**Directions:** Filter the records below and copy every line containing the word "lightning".

>> start Dataset rows

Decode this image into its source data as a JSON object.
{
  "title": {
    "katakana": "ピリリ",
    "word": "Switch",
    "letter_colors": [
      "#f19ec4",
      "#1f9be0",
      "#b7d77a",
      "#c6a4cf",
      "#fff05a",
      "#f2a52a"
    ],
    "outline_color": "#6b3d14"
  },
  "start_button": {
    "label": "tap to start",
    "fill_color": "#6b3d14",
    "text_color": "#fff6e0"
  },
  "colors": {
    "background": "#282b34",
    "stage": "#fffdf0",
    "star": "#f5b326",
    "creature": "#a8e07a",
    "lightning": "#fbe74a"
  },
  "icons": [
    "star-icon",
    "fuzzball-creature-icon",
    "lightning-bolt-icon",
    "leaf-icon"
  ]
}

>> end Dataset rows

**Full response:**
    "lightning": "#fbe74a"
    "lightning-bolt-icon",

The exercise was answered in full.